The data »
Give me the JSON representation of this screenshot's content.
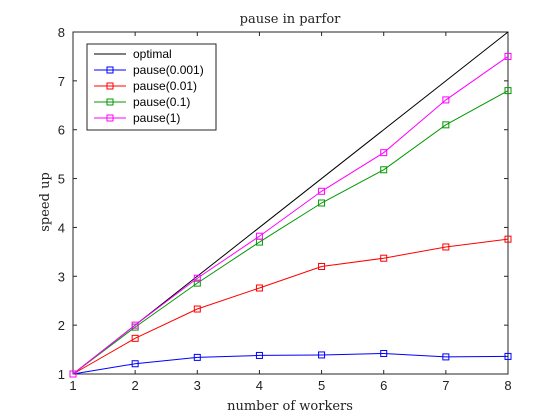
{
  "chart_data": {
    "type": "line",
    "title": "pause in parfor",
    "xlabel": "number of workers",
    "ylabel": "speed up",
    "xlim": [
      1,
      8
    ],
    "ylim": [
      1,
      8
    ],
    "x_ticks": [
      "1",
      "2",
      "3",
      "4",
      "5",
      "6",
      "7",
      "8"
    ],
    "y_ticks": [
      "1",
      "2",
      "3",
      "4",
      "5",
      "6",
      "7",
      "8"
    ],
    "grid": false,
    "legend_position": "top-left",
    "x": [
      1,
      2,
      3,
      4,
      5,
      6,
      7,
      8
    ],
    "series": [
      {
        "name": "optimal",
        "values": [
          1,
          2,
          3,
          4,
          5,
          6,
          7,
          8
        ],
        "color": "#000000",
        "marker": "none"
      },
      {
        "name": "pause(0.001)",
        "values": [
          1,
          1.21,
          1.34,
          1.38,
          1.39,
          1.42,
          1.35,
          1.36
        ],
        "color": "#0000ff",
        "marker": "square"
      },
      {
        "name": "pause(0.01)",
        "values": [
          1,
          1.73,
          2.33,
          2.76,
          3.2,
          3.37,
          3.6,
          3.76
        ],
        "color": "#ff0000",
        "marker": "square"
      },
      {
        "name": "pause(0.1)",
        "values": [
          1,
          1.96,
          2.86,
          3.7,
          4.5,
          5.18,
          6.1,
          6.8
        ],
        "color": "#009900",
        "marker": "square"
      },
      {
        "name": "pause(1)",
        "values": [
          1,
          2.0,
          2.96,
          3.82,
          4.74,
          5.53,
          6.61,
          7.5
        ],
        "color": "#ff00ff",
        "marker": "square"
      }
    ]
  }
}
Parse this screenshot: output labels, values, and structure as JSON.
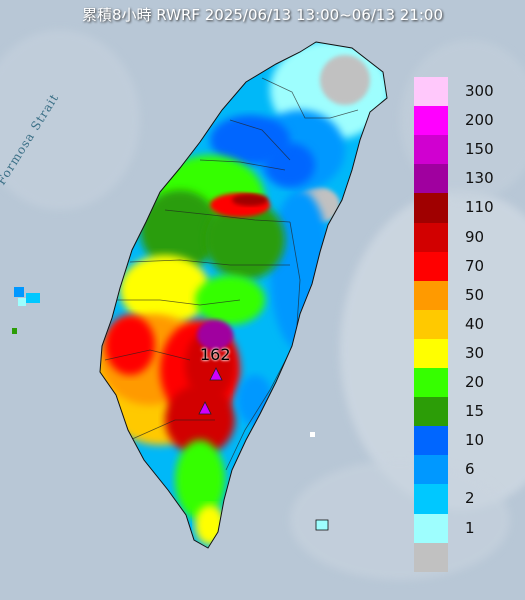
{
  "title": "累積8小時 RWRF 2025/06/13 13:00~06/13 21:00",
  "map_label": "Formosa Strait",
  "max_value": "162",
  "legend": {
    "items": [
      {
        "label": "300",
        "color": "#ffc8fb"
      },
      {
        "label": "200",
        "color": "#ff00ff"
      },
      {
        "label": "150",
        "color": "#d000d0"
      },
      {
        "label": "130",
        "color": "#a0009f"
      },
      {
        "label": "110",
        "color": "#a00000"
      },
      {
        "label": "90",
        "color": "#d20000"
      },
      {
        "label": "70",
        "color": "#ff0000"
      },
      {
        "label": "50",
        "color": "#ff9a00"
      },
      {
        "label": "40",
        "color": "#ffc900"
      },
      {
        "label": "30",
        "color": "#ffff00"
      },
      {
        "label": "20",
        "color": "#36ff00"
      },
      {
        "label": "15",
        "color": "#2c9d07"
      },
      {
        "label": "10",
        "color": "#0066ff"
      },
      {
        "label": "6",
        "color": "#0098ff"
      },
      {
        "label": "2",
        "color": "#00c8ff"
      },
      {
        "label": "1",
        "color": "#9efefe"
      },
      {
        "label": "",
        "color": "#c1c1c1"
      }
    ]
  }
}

Short task »
Report how many lines of the listing hold the string "this", giving only the number.

Answer to the task »
2